Short problem -> Please list all lines of the material below in which the string "label" occurs.

□ □ □ □ □

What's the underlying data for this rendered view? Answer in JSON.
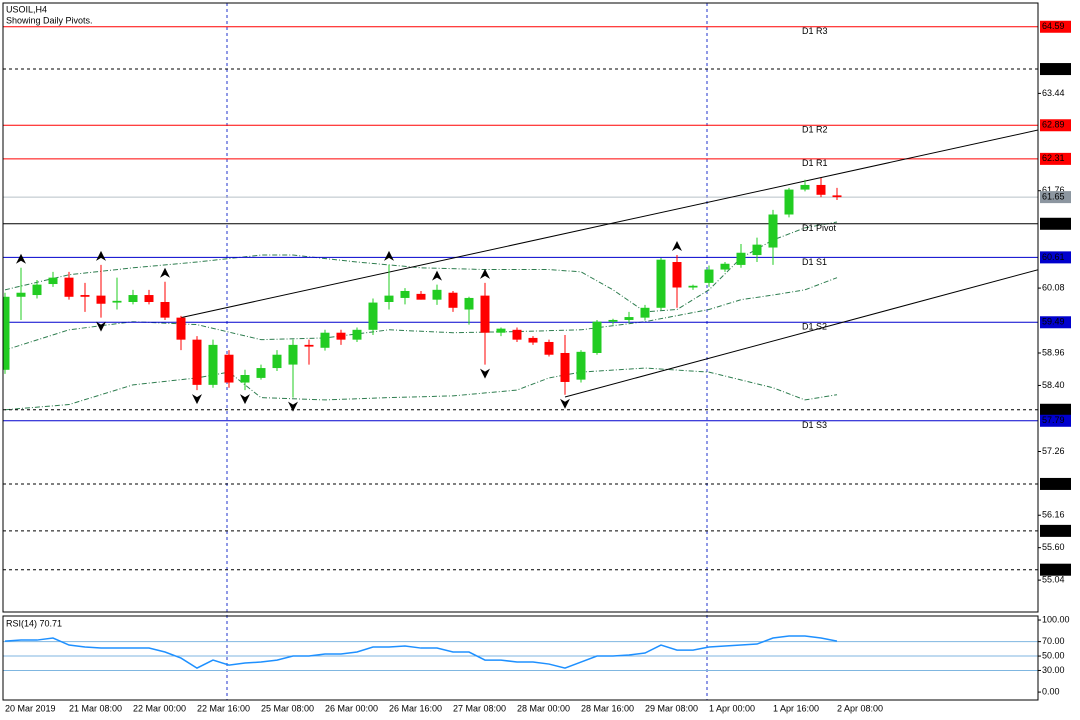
{
  "title": "USOIL,H4",
  "subtitle": "Showing Daily Pivots.",
  "chart_data": [
    {
      "type": "candlestick",
      "categories": [
        "20 Mar 2019",
        null,
        null,
        null,
        "21 Mar 08:00",
        null,
        null,
        null,
        "22 Mar 00:00",
        null,
        null,
        null,
        "22 Mar 16:00",
        null,
        null,
        null,
        "25 Mar 08:00",
        null,
        null,
        null,
        "26 Mar 00:00",
        null,
        null,
        null,
        "26 Mar 16:00",
        null,
        null,
        null,
        "27 Mar 08:00",
        null,
        null,
        null,
        "28 Mar 00:00",
        null,
        null,
        null,
        "28 Mar 16:00",
        null,
        null,
        null,
        "29 Mar 08:00",
        null,
        null,
        null,
        "1 Apr 00:00",
        null,
        null,
        null,
        "1 Apr 16:00",
        null,
        null,
        null,
        "2 Apr 08:00"
      ],
      "open": [
        58.67,
        59.93,
        59.96,
        60.15,
        60.26,
        59.96,
        59.95,
        59.83,
        59.84,
        59.96,
        59.84,
        59.57,
        59.19,
        58.41,
        58.93,
        58.45,
        58.53,
        58.7,
        58.76,
        59.1,
        59.05,
        59.31,
        59.19,
        59.36,
        59.84,
        59.91,
        59.98,
        59.88,
        60.0,
        59.71,
        59.95,
        59.31,
        59.36,
        59.22,
        59.15,
        58.96,
        58.5,
        58.96,
        59.5,
        59.53,
        59.57,
        59.74,
        60.53,
        60.09,
        60.17,
        60.4,
        60.48,
        60.65,
        60.78,
        61.35,
        61.78,
        61.86,
        61.68
      ],
      "high": [
        60.0,
        60.43,
        60.22,
        60.36,
        60.36,
        60.17,
        60.48,
        60.26,
        60.05,
        60.05,
        60.19,
        59.6,
        59.25,
        59.19,
        59.01,
        58.67,
        58.76,
        59.01,
        59.19,
        59.19,
        59.36,
        59.36,
        59.4,
        59.9,
        60.48,
        60.08,
        60.03,
        60.14,
        60.03,
        59.93,
        60.17,
        59.4,
        59.4,
        59.25,
        59.19,
        59.27,
        59.01,
        59.53,
        59.55,
        59.67,
        59.79,
        60.6,
        60.65,
        60.14,
        60.47,
        60.53,
        60.84,
        60.95,
        61.43,
        61.81,
        61.95,
        61.98,
        61.81
      ],
      "low": [
        58.6,
        59.53,
        59.9,
        60.1,
        59.88,
        59.67,
        59.57,
        59.71,
        59.8,
        59.8,
        59.53,
        59.01,
        58.32,
        58.36,
        58.36,
        58.32,
        58.5,
        58.65,
        58.19,
        58.76,
        59.0,
        59.1,
        59.15,
        59.27,
        59.71,
        59.8,
        59.88,
        59.79,
        59.67,
        59.45,
        58.76,
        59.25,
        59.15,
        59.1,
        58.9,
        58.24,
        58.45,
        58.93,
        59.45,
        59.48,
        59.52,
        59.7,
        59.74,
        60.05,
        60.1,
        60.36,
        60.43,
        60.53,
        60.48,
        61.3,
        61.75,
        61.65,
        61.6
      ],
      "close": [
        59.93,
        60.0,
        60.14,
        60.26,
        59.93,
        59.93,
        59.81,
        59.86,
        59.96,
        59.84,
        59.57,
        59.19,
        58.41,
        59.1,
        58.45,
        58.58,
        58.7,
        58.93,
        59.1,
        59.07,
        59.31,
        59.19,
        59.36,
        59.83,
        59.95,
        60.03,
        59.88,
        60.05,
        59.74,
        59.91,
        59.31,
        59.38,
        59.19,
        59.14,
        58.93,
        58.46,
        58.98,
        59.5,
        59.53,
        59.58,
        59.74,
        60.57,
        60.09,
        60.12,
        60.4,
        60.5,
        60.69,
        60.83,
        61.35,
        61.78,
        61.86,
        61.69,
        61.65
      ],
      "up_color": "#22cc22",
      "down_color": "#ff0000",
      "ylim": [
        54.49,
        65.0
      ],
      "yticks": [
        63.44,
        61.76,
        60.08,
        58.96,
        {
          "value": 58.4,
          "label": "58.40"
        },
        57.26,
        56.16,
        {
          "value": 55.6,
          "label": "55.60"
        },
        55.04
      ],
      "levels": [
        {
          "price": 64.59,
          "name": "D1 R3",
          "color": "#ff0000",
          "style": "solid"
        },
        {
          "price": 63.86,
          "color": "#000000",
          "style": "dashed"
        },
        {
          "price": 62.89,
          "name": "D1 R2",
          "color": "#ff0000",
          "style": "solid"
        },
        {
          "price": 62.31,
          "name": "D1 R1",
          "color": "#ff0000",
          "style": "solid"
        },
        {
          "price": 61.19,
          "name": "D1 Pivot",
          "color": "#000000",
          "style": "solid"
        },
        {
          "price": 60.61,
          "name": "D1 S1",
          "color": "#0000cd",
          "style": "solid"
        },
        {
          "price": 59.49,
          "name": "D1 S2",
          "color": "#0000cd",
          "style": "solid"
        },
        {
          "price": 57.98,
          "color": "#000000",
          "style": "dashed"
        },
        {
          "price": 57.79,
          "name": "D1 S3",
          "color": "#0000cd",
          "style": "solid"
        },
        {
          "price": {
            "value": 56.7,
            "label": "56.70"
          },
          "color": "#000000",
          "style": "dashed"
        },
        {
          "price": 55.89,
          "color": "#000000",
          "style": "dashed"
        },
        {
          "price": 55.22,
          "color": "#000000",
          "style": "dashed"
        }
      ],
      "current_price": 61.65,
      "current_color": "#8c96a0",
      "bands": [
        {
          "color": "#2e7d4f",
          "x": [
            0,
            4,
            8,
            12,
            16,
            18,
            22,
            26,
            30,
            34,
            36,
            38,
            40,
            42,
            44,
            46,
            48,
            50,
            52
          ],
          "values": [
            60.05,
            60.31,
            60.43,
            60.53,
            60.65,
            60.65,
            60.53,
            60.43,
            60.4,
            60.4,
            60.36,
            60.05,
            59.67,
            59.71,
            60.05,
            60.6,
            60.91,
            61.12,
            61.22
          ]
        },
        {
          "color": "#2e7d4f",
          "x": [
            0,
            4,
            8,
            12,
            16,
            20,
            24,
            28,
            32,
            36,
            40,
            44,
            46,
            48,
            50,
            52
          ],
          "values": [
            59.01,
            59.36,
            59.5,
            59.45,
            59.19,
            59.22,
            59.36,
            59.31,
            59.33,
            59.36,
            59.5,
            59.71,
            59.88,
            59.96,
            60.05,
            60.26
          ]
        },
        {
          "color": "#2e7d4f",
          "x": [
            0,
            4,
            8,
            12,
            14,
            16,
            20,
            24,
            28,
            32,
            34,
            36,
            40,
            44,
            48,
            50,
            52
          ],
          "values": [
            57.98,
            58.07,
            58.41,
            58.53,
            58.63,
            58.19,
            58.15,
            58.19,
            58.22,
            58.32,
            58.53,
            58.63,
            58.7,
            58.63,
            58.36,
            58.15,
            58.24
          ]
        }
      ],
      "trendlines": [
        {
          "x": [
            11,
            64.6
          ],
          "values": [
            59.57,
            62.81
          ]
        },
        {
          "x": [
            35,
            64.6
          ],
          "values": [
            58.2,
            60.4
          ]
        }
      ],
      "fractals_up": [
        1,
        6,
        10,
        24,
        27,
        30,
        42
      ],
      "fractals_down": [
        6,
        12,
        15,
        18,
        30,
        35
      ]
    },
    {
      "type": "line",
      "title": "RSI(14) 70.71",
      "values": [
        70.8,
        72.2,
        72.2,
        75.0,
        65.3,
        62.5,
        61.1,
        61.1,
        61.1,
        61.1,
        55.6,
        47.2,
        33.3,
        44.4,
        37.5,
        40.3,
        41.7,
        44.4,
        50.0,
        50.0,
        52.8,
        52.8,
        55.6,
        62.5,
        62.5,
        63.9,
        61.1,
        61.1,
        55.6,
        55.6,
        44.4,
        44.4,
        41.7,
        41.7,
        38.9,
        33.3,
        41.7,
        50.0,
        50.0,
        51.4,
        54.2,
        65.3,
        58.3,
        58.3,
        62.5,
        63.9,
        65.3,
        66.7,
        75.0,
        77.8,
        77.8,
        75.0,
        70.71
      ],
      "color": "#1e90ff",
      "ylim": [
        -11,
        105.6
      ],
      "yticks": [
        {
          "value": 100,
          "label": "100.00"
        },
        {
          "value": 70,
          "label": "70.00"
        },
        {
          "value": 50,
          "label": "50.00"
        },
        {
          "value": 30,
          "label": "30.00"
        },
        {
          "value": 0,
          "label": "0.00"
        }
      ],
      "levels": [
        70,
        50,
        30
      ],
      "level_color": "#7fb6e0"
    }
  ]
}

□ □ □ □ □

Written reply ->
          "label": "58.40"
          "label": "55.60"
            "label": "56.70"
          "label": "100.00"
          "label": "70.00"
          "label": "50.00"
          "label": "30.00"
          "label": "0.00"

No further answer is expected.